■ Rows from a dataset
==========

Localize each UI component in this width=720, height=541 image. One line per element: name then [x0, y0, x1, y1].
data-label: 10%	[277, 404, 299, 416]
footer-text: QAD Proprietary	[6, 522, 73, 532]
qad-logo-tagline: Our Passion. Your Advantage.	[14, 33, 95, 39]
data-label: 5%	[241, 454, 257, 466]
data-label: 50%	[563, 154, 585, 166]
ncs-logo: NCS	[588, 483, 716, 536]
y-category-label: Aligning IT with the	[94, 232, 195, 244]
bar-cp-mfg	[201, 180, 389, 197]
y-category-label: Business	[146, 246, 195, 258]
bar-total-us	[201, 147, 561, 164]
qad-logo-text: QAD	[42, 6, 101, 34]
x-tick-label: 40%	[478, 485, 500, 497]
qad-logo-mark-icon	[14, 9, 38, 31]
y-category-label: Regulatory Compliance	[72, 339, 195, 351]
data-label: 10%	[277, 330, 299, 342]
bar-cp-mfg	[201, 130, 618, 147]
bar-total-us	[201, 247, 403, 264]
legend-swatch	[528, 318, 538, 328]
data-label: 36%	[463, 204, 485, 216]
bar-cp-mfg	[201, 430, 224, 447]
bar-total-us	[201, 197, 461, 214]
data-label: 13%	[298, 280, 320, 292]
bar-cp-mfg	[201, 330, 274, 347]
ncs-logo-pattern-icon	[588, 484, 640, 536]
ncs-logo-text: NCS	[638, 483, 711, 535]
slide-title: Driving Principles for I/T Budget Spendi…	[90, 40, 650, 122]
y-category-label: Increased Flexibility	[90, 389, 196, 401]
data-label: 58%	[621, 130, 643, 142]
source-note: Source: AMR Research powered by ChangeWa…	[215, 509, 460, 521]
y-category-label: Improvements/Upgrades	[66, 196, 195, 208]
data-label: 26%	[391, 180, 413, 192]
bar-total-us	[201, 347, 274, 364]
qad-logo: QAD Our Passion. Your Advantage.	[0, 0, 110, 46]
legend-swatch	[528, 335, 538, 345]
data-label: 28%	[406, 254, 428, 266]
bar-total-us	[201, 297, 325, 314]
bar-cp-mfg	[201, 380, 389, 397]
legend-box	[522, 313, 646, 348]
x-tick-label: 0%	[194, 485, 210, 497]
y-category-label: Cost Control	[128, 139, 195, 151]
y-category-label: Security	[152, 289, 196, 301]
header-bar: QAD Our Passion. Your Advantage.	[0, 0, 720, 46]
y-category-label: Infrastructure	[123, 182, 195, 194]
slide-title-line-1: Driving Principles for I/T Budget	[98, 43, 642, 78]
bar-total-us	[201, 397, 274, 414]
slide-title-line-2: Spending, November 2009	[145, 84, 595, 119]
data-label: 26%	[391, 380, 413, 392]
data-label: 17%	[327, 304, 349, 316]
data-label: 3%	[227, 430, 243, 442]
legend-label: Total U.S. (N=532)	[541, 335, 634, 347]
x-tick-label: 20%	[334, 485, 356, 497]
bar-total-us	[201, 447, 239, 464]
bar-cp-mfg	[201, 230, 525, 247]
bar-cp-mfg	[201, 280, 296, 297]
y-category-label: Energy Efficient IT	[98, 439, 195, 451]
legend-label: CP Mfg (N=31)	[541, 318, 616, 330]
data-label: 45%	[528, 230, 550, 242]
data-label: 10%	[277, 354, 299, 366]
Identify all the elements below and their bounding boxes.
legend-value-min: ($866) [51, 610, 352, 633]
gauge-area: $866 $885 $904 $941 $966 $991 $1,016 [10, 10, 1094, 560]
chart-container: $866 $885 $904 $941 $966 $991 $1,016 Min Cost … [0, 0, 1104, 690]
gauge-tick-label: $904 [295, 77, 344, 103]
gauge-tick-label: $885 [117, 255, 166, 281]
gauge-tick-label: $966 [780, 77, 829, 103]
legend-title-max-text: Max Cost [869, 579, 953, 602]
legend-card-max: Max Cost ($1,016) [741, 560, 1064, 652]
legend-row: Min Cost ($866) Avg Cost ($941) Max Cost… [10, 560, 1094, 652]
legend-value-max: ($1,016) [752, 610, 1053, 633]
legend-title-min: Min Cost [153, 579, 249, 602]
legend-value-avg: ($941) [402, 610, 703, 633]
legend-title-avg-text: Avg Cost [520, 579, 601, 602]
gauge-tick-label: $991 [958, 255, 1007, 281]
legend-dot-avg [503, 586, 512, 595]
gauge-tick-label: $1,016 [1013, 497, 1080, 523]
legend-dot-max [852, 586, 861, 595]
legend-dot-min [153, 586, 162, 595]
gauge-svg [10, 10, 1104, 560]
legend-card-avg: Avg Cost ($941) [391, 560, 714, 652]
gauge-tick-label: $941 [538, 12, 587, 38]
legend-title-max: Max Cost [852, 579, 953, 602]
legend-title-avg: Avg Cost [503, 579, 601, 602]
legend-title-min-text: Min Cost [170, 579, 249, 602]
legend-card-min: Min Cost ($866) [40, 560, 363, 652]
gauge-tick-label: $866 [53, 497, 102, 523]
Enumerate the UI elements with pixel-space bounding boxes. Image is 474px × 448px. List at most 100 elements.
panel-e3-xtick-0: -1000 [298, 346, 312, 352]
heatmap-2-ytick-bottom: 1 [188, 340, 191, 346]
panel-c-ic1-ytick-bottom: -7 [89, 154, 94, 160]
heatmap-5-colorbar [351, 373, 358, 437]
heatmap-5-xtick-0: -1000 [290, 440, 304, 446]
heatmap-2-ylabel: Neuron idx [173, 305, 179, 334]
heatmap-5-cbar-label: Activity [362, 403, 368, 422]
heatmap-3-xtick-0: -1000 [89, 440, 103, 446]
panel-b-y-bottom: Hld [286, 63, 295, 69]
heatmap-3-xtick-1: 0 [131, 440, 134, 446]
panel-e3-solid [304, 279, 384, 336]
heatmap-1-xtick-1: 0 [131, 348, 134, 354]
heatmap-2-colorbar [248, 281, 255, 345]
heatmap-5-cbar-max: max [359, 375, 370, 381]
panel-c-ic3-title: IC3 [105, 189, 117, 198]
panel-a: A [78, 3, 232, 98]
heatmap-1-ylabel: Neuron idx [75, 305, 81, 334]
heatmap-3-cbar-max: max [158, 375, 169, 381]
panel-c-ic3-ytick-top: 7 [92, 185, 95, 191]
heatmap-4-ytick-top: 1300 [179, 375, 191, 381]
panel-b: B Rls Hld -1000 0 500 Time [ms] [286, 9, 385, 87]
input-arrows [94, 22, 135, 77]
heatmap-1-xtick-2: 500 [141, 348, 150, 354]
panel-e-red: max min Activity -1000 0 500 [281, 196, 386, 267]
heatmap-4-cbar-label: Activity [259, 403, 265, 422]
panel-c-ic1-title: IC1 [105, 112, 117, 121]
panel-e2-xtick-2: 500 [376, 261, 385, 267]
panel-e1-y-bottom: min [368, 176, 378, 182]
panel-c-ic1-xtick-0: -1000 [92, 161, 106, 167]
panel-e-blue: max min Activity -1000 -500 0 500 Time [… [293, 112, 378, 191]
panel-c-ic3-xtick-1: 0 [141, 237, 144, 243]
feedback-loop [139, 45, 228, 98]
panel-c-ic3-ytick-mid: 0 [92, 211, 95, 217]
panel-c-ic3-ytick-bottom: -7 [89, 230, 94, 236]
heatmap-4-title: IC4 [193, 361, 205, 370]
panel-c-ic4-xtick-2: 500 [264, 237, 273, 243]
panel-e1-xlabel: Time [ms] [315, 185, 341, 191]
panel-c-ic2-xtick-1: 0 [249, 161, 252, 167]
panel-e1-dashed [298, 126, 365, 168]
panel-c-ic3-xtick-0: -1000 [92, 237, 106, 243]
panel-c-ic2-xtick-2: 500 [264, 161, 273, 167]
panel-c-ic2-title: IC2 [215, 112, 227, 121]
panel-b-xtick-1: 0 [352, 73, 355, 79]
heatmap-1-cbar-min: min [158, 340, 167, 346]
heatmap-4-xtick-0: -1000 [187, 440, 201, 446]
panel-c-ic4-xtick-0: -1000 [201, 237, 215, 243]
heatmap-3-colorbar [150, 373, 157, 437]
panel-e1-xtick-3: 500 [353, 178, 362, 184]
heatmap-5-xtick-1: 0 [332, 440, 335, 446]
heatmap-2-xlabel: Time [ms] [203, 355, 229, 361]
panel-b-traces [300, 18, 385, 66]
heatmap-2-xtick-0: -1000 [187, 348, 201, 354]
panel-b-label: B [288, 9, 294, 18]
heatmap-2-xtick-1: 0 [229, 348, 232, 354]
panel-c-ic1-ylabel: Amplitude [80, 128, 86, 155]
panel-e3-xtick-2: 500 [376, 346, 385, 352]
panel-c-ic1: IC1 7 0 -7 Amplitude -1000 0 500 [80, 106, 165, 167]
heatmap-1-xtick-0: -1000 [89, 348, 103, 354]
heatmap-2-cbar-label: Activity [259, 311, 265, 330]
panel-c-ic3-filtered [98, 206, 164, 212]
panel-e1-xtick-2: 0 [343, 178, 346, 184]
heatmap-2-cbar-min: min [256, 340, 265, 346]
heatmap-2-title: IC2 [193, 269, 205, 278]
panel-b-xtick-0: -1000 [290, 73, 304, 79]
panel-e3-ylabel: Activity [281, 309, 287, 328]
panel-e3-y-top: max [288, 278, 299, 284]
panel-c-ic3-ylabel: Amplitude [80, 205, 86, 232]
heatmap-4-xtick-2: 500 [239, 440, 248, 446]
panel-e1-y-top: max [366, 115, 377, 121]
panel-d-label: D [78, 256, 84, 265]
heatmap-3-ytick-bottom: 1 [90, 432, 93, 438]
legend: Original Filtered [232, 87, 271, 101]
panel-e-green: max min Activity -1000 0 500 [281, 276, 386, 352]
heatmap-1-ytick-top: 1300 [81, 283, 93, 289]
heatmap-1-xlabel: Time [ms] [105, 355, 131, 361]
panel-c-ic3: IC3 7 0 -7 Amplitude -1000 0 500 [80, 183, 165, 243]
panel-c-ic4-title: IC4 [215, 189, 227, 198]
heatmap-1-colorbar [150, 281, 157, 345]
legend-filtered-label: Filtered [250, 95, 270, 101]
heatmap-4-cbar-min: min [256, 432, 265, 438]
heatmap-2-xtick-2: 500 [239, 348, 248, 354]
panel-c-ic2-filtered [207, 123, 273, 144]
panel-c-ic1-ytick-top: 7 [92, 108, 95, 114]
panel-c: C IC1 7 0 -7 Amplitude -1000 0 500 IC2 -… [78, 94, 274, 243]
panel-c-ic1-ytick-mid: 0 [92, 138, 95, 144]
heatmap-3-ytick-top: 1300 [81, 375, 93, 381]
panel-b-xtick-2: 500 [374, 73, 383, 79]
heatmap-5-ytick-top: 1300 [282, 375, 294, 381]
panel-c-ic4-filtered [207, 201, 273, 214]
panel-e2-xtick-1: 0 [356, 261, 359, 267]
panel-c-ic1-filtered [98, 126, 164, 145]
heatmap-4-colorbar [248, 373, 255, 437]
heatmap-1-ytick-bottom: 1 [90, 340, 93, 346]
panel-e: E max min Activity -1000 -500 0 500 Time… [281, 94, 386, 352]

==========

■ EXERCISE DIRECTIONS
Retype the rows above, from the start of the records through the line with "430, 224, 447]", keeping every character unchanged.

■ RESPONSE FOR THIS EXERCISE
Localize each UI component in this width=720, height=541 image. One line per element: name then [x0, y0, x1, y1].
data-label: 10%	[277, 404, 299, 416]
footer-text: QAD Proprietary	[6, 522, 73, 532]
qad-logo-tagline: Our Passion. Your Advantage.	[14, 33, 95, 39]
data-label: 5%	[241, 454, 257, 466]
data-label: 50%	[563, 154, 585, 166]
ncs-logo: NCS	[588, 483, 716, 536]
y-category-label: Aligning IT with the	[94, 232, 195, 244]
bar-cp-mfg	[201, 180, 389, 197]
y-category-label: Business	[146, 246, 195, 258]
bar-total-us	[201, 147, 561, 164]
qad-logo-text: QAD	[42, 6, 101, 34]
x-tick-label: 40%	[478, 485, 500, 497]
qad-logo-mark-icon	[14, 9, 38, 31]
y-category-label: Regulatory Compliance	[72, 339, 195, 351]
data-label: 10%	[277, 330, 299, 342]
bar-cp-mfg	[201, 130, 618, 147]
bar-total-us	[201, 247, 403, 264]
legend-swatch	[528, 318, 538, 328]
data-label: 36%	[463, 204, 485, 216]
bar-cp-mfg	[201, 430, 224, 447]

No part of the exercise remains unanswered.